§ TASK STATEMENT
Each record is to be printed again precisely as it reads.

§ MATERIAL PROVIDED
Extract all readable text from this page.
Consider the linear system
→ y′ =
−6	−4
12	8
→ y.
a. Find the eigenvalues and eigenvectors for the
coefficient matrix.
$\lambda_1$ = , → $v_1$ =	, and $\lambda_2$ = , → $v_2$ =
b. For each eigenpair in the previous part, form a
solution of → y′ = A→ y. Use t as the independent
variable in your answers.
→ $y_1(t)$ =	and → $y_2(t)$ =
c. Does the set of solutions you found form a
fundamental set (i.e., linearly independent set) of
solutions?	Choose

§ THE SOLUTION
Extract all readable text from this page.
Consider the linear system
→ y′ =
−6	−4
12	8
→ y.
a. Find the eigenvalues and eigenvectors for the
coefficient matrix.
$\lambda_1$ = , → $v_1$ =	, and $\lambda_2$ = , → $v_2$ =
b. For each eigenpair in the previous part, form a
solution of → y′ = A→ y. Use t as the independent
variable in your answers.
→ $y_1(t)$ =	and → $y_2(t)$ =
c. Does the set of solutions you found form a
fundamental set (i.e., linearly independent set) of
solutions?	Choose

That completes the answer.